INSTRUCTIONS TO FOLLOW →
Using the listing below, copy every line that mentions "preferred".

SUPPLIED INFORMATION →

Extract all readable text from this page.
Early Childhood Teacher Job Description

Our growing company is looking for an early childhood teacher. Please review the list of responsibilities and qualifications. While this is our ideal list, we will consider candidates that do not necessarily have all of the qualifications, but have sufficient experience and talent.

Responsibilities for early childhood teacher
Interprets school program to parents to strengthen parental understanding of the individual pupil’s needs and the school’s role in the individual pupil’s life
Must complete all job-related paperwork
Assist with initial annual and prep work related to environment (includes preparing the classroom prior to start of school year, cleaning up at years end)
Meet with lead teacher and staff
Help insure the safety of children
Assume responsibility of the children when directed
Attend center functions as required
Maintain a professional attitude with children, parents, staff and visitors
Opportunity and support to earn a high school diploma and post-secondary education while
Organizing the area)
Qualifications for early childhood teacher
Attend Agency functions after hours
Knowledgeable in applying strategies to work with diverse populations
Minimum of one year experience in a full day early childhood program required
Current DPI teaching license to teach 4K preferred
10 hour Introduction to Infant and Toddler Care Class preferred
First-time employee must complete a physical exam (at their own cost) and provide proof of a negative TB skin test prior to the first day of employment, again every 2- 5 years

PROBLEM SOLUTION →
Current DPI teaching license to teach 4K preferred
10 hour Introduction to Infant and Toddler Care Class preferred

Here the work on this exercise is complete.